What to produce: Lines that hold the word "累计同比" should be located and copied.
===== Supplied data =====
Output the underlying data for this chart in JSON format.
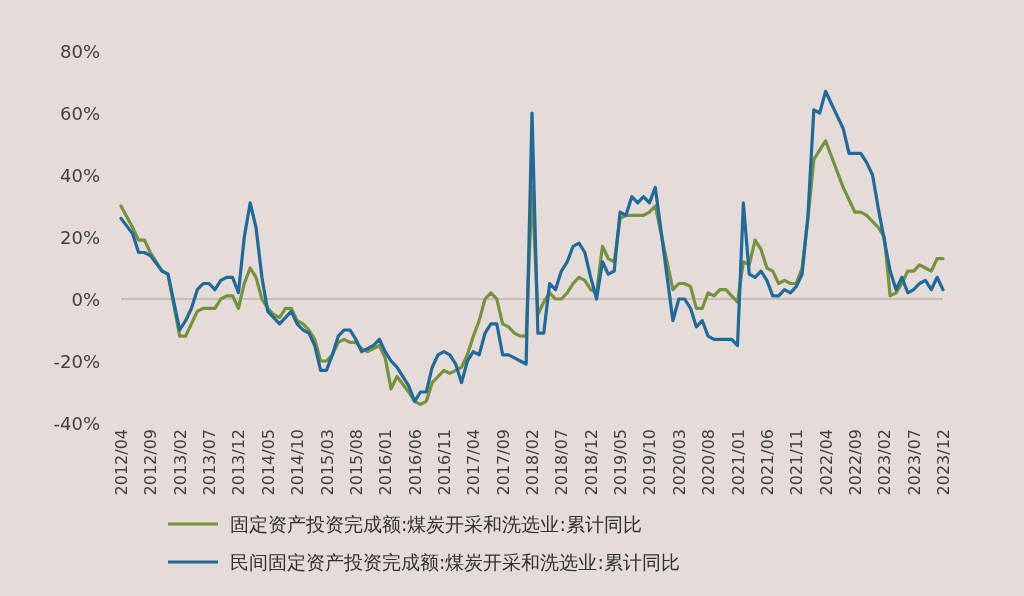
{
  "chart_data": {
    "type": "line",
    "x": [
      "2012-04",
      "2012-06",
      "2012-07",
      "2012-08",
      "2012-09",
      "2012-11",
      "2012-12",
      "2013-02",
      "2013-03",
      "2013-04",
      "2013-05",
      "2013-06",
      "2013-07",
      "2013-08",
      "2013-09",
      "2013-10",
      "2013-11",
      "2013-12",
      "2014-01",
      "2014-02",
      "2014-03",
      "2014-04",
      "2014-05",
      "2014-06",
      "2014-07",
      "2014-08",
      "2014-09",
      "2014-10",
      "2014-11",
      "2014-12",
      "2015-01",
      "2015-02",
      "2015-03",
      "2015-04",
      "2015-05",
      "2015-06",
      "2015-07",
      "2015-08",
      "2015-09",
      "2015-10",
      "2015-11",
      "2015-12",
      "2016-01",
      "2016-02",
      "2016-03",
      "2016-05",
      "2016-06",
      "2016-07",
      "2016-08",
      "2016-09",
      "2016-10",
      "2016-11",
      "2016-12",
      "2017-01",
      "2017-02",
      "2017-03",
      "2017-04",
      "2017-05",
      "2017-06",
      "2017-07",
      "2017-08",
      "2017-09",
      "2017-10",
      "2017-11",
      "2017-12",
      "2018-01",
      "2018-02",
      "2018-03",
      "2018-04",
      "2018-05",
      "2018-06",
      "2018-07",
      "2018-08",
      "2018-09",
      "2018-10",
      "2018-11",
      "2018-12",
      "2019-01",
      "2019-02",
      "2019-03",
      "2019-04",
      "2019-05",
      "2019-06",
      "2019-07",
      "2019-08",
      "2019-09",
      "2019-10",
      "2019-11",
      "2020-02",
      "2020-03",
      "2020-04",
      "2020-05",
      "2020-06",
      "2020-07",
      "2020-08",
      "2020-09",
      "2020-10",
      "2020-11",
      "2020-12",
      "2021-01",
      "2021-02",
      "2021-03",
      "2021-04",
      "2021-05",
      "2021-06",
      "2021-07",
      "2021-08",
      "2021-09",
      "2021-10",
      "2021-11",
      "2021-12",
      "2022-01",
      "2022-02",
      "2022-03",
      "2022-04",
      "2022-05",
      "2022-06",
      "2022-07",
      "2022-08",
      "2022-09",
      "2022-10",
      "2022-11",
      "2022-12",
      "2023-01",
      "2023-02",
      "2023-03",
      "2023-04",
      "2023-05",
      "2023-06",
      "2023-07",
      "2023-08",
      "2023-09",
      "2023-10",
      "2023-11",
      "2023-12"
    ],
    "series": [
      {
        "name": "固定资产投资完成额:煤炭开采和洗选业:累计同比",
        "color": "#76923c",
        "values": [
          30,
          23,
          19,
          19,
          15,
          9,
          8,
          -12,
          -12,
          -8,
          -4,
          -3,
          -3,
          -3,
          0,
          1,
          1,
          -3,
          5,
          10,
          7,
          0,
          -3,
          -5,
          -6,
          -3,
          -3,
          -7,
          -8,
          -10,
          -13,
          -20,
          -20,
          -18,
          -14,
          -13,
          -14,
          -14,
          -16,
          -17,
          -16,
          -15,
          -19,
          -29,
          -25,
          -30,
          -33,
          -34,
          -33,
          -27,
          -25,
          -23,
          -24,
          -23,
          -22,
          -18,
          -12,
          -7,
          0,
          2,
          0,
          -8,
          -9,
          -11,
          -12,
          -12,
          36,
          -5,
          -1,
          2,
          0,
          0,
          2,
          5,
          7,
          6,
          3,
          2,
          17,
          13,
          12,
          26,
          27,
          27,
          27,
          27,
          28,
          30,
          3,
          5,
          5,
          4,
          -3,
          -3,
          2,
          1,
          3,
          3,
          1,
          -1,
          12,
          11,
          19,
          16,
          10,
          9,
          5,
          6,
          5,
          5,
          10,
          26,
          45,
          48,
          51,
          46,
          41,
          36,
          32,
          28,
          28,
          27,
          25,
          23,
          20,
          1,
          2,
          5,
          9,
          9,
          11,
          10,
          9,
          13,
          13
        ]
      },
      {
        "name": "民间固定资产投资完成额:煤炭开采和洗选业:累计同比",
        "color": "#1f6a9a",
        "values": [
          26,
          21,
          15,
          15,
          14,
          9,
          8,
          -10,
          -7,
          -3,
          3,
          5,
          5,
          3,
          6,
          7,
          7,
          2,
          20,
          31,
          23,
          7,
          -4,
          -6,
          -8,
          -6,
          -4,
          -8,
          -10,
          -11,
          -15,
          -23,
          -23,
          -18,
          -12,
          -10,
          -10,
          -13,
          -17,
          -16,
          -15,
          -13,
          -17,
          -20,
          -22,
          -28,
          -33,
          -30,
          -30,
          -22,
          -18,
          -17,
          -18,
          -21,
          -27,
          -20,
          -17,
          -18,
          -11,
          -8,
          -8,
          -18,
          -18,
          -19,
          -20,
          -21,
          60,
          -11,
          -11,
          5,
          3,
          9,
          12,
          17,
          18,
          15,
          7,
          0,
          12,
          8,
          9,
          28,
          27,
          33,
          31,
          33,
          31,
          36,
          -7,
          0,
          0,
          -3,
          -9,
          -7,
          -12,
          -13,
          -13,
          -13,
          -13,
          -15,
          31,
          8,
          7,
          9,
          6,
          1,
          1,
          3,
          2,
          4,
          8,
          27,
          61,
          60,
          67,
          63,
          59,
          55,
          47,
          47,
          47,
          44,
          40,
          29,
          19,
          9,
          3,
          7,
          2,
          3,
          5,
          6,
          3,
          7,
          3
        ]
      }
    ],
    "xlim": [
      "2012-04",
      "2023-12"
    ],
    "xticks": [
      {
        "value": "2012-04",
        "label": "2012/04"
      },
      {
        "value": "2012-09",
        "label": "2012/09"
      },
      {
        "value": "2013-02",
        "label": "2013/02"
      },
      {
        "value": "2013-07",
        "label": "2013/07"
      },
      {
        "value": "2013-12",
        "label": "2013/12"
      },
      {
        "value": "2014-05",
        "label": "2014/05"
      },
      {
        "value": "2014-10",
        "label": "2014/10"
      },
      {
        "value": "2015-03",
        "label": "2015/03"
      },
      {
        "value": "2015-08",
        "label": "2015/08"
      },
      {
        "value": "2016-01",
        "label": "2016/01"
      },
      {
        "value": "2016-06",
        "label": "2016/06"
      },
      {
        "value": "2016-11",
        "label": "2016/11"
      },
      {
        "value": "2017-04",
        "label": "2017/04"
      },
      {
        "value": "2017-09",
        "label": "2017/09"
      },
      {
        "value": "2018-02",
        "label": "2018/02"
      },
      {
        "value": "2018-07",
        "label": "2018/07"
      },
      {
        "value": "2018-12",
        "label": "2018/12"
      },
      {
        "value": "2019-05",
        "label": "2019/05"
      },
      {
        "value": "2019-10",
        "label": "2019/10"
      },
      {
        "value": "2020-03",
        "label": "2020/03"
      },
      {
        "value": "2020-08",
        "label": "2020/08"
      },
      {
        "value": "2021-01",
        "label": "2021/01"
      },
      {
        "value": "2021-06",
        "label": "2021/06"
      },
      {
        "value": "2021-11",
        "label": "2021/11"
      },
      {
        "value": "2022-04",
        "label": "2022/04"
      },
      {
        "value": "2022-09",
        "label": "2022/09"
      },
      {
        "value": "2023-02",
        "label": "2023/02"
      },
      {
        "value": "2023-07",
        "label": "2023/07"
      },
      {
        "value": "2023-12",
        "label": "2023/12"
      }
    ],
    "ylim": [
      -40,
      80
    ],
    "yticks": [
      {
        "value": -40,
        "label": "-40%"
      },
      {
        "value": -20,
        "label": "-20%"
      },
      {
        "value": 0,
        "label": "0%"
      },
      {
        "value": 20,
        "label": "20%"
      },
      {
        "value": 40,
        "label": "40%"
      },
      {
        "value": 60,
        "label": "60%"
      },
      {
        "value": 80,
        "label": "80%"
      }
    ],
    "ref_lines": [
      {
        "axis": "y",
        "value": 0,
        "color": "#bfb3b0"
      }
    ],
    "legend": "bottom",
    "marker": "none",
    "line_style": "solid"
  }
}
=====
Written answer:
        "name": "固定资产投资完成额:煤炭开采和洗选业:累计同比",
        "name": "民间固定资产投资完成额:煤炭开采和洗选业:累计同比",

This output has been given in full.